#### [TASK]
Your answer should be only a number: how many lines include the word "хозяйственных".

#### [DATASET RECORDS]
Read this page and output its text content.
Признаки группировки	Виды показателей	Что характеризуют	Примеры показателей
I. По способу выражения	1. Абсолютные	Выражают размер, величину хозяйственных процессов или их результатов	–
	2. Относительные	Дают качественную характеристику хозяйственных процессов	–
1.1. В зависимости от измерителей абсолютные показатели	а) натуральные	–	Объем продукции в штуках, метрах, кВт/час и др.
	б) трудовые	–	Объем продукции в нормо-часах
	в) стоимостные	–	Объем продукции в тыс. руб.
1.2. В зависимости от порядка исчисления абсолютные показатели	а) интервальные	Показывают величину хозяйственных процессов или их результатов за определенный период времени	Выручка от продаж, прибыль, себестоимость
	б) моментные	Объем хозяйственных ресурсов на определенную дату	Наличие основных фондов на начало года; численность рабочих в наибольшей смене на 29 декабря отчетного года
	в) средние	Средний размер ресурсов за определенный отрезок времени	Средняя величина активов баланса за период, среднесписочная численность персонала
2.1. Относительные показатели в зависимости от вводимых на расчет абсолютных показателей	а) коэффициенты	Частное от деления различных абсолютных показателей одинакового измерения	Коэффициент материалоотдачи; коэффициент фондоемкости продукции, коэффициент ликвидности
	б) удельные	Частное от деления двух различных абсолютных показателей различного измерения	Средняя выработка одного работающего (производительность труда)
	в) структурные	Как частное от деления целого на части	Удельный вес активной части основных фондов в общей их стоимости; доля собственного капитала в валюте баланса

--

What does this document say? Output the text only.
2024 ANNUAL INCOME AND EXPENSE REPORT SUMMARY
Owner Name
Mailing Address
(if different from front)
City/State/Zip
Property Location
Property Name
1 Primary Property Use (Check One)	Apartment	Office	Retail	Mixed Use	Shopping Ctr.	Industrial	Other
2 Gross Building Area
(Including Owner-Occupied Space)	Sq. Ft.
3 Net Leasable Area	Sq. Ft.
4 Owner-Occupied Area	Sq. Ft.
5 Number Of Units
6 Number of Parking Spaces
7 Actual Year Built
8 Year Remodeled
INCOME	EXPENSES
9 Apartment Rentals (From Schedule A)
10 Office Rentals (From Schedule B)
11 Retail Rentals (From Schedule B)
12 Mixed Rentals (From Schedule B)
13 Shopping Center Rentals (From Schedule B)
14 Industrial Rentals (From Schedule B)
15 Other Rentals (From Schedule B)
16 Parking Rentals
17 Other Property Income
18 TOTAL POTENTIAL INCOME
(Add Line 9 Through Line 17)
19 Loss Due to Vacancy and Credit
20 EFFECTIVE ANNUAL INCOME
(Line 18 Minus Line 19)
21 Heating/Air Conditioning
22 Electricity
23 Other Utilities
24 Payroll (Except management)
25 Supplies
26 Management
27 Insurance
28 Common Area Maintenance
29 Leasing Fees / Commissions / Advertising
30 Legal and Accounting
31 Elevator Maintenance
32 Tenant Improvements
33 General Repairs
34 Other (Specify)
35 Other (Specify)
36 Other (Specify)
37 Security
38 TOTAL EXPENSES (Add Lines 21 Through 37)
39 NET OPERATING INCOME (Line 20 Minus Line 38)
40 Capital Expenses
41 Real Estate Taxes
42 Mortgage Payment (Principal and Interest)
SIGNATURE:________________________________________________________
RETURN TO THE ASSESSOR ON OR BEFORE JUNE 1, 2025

==

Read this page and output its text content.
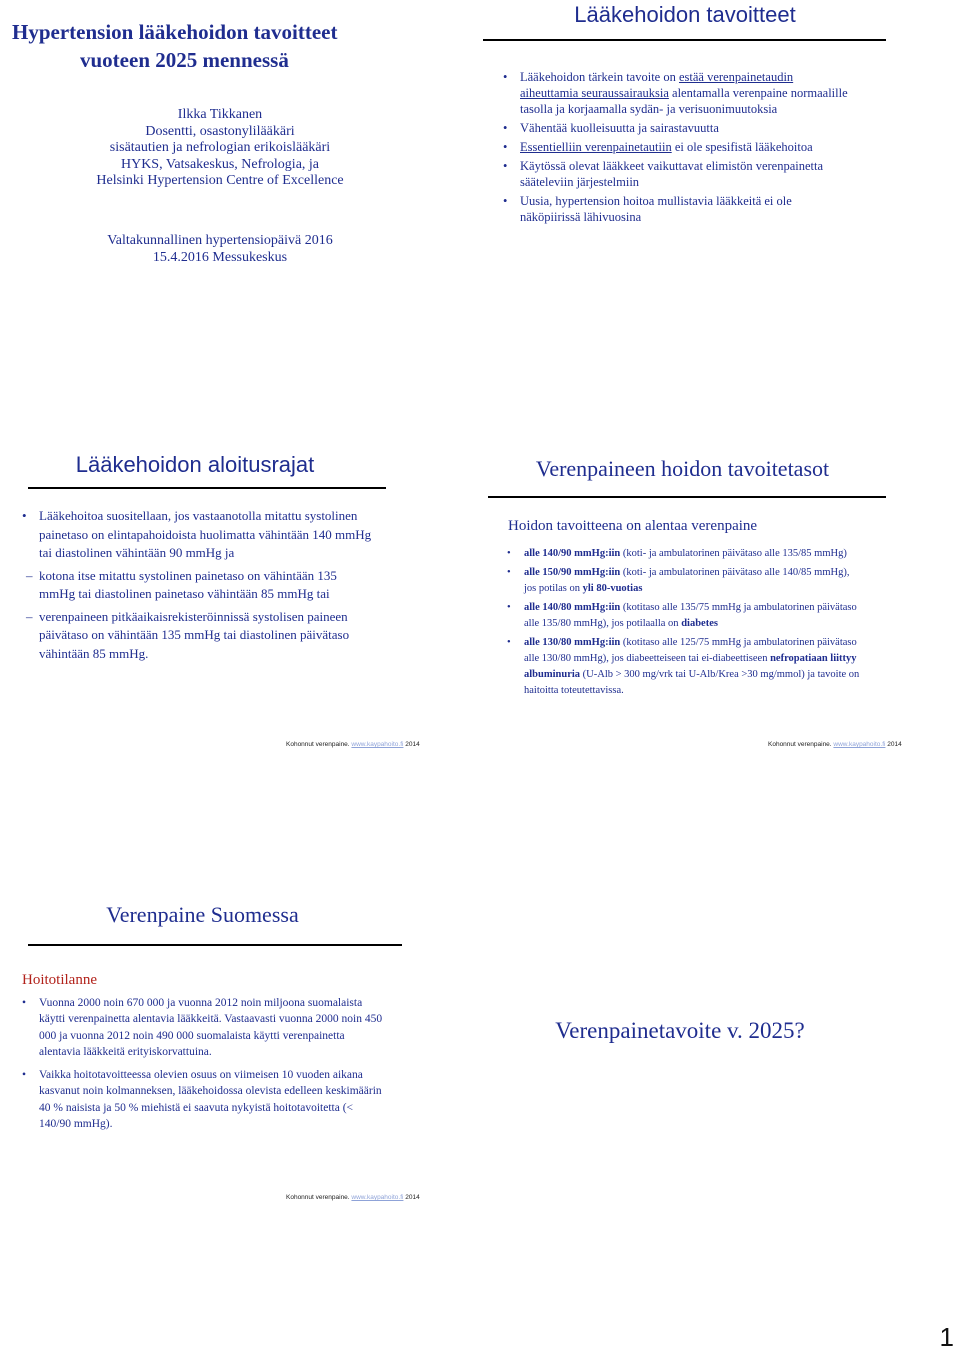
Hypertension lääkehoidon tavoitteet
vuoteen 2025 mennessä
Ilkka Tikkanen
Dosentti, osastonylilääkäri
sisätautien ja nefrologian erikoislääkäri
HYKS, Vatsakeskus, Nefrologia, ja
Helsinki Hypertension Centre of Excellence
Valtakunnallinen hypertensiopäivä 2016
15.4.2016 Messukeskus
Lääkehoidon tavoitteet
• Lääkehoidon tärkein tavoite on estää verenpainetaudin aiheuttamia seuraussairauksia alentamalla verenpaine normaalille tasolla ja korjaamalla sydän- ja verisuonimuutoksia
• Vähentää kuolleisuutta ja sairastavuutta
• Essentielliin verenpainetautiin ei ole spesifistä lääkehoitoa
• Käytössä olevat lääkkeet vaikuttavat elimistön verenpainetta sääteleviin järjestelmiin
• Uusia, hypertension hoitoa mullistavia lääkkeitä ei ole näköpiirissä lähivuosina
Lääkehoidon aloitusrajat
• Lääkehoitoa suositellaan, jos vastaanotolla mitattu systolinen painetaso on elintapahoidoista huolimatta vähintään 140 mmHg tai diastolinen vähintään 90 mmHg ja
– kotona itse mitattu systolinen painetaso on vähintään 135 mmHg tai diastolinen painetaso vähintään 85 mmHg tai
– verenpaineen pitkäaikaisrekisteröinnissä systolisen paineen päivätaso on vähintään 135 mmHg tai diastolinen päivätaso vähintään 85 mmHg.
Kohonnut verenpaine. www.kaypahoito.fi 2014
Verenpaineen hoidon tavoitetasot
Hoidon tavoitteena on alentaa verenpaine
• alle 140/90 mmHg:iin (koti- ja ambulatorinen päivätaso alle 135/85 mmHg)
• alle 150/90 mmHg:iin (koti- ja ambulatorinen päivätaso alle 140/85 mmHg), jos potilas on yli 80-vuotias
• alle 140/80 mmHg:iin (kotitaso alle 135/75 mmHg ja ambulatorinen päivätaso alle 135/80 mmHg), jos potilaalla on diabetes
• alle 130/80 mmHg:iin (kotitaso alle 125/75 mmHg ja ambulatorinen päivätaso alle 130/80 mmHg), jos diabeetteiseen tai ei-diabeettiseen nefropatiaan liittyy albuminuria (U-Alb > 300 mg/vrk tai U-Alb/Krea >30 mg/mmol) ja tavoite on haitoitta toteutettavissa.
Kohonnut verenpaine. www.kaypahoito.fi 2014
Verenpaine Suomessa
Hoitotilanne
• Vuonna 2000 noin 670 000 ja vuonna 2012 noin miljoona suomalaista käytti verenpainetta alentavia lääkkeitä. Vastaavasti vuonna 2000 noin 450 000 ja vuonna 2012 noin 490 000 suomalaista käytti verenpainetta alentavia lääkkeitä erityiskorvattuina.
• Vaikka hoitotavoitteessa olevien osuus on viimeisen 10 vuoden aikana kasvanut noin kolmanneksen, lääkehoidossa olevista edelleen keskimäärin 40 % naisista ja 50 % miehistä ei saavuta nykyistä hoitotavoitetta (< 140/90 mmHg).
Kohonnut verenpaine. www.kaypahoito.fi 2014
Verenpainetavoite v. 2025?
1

#### [RIGHT ANSWER]
4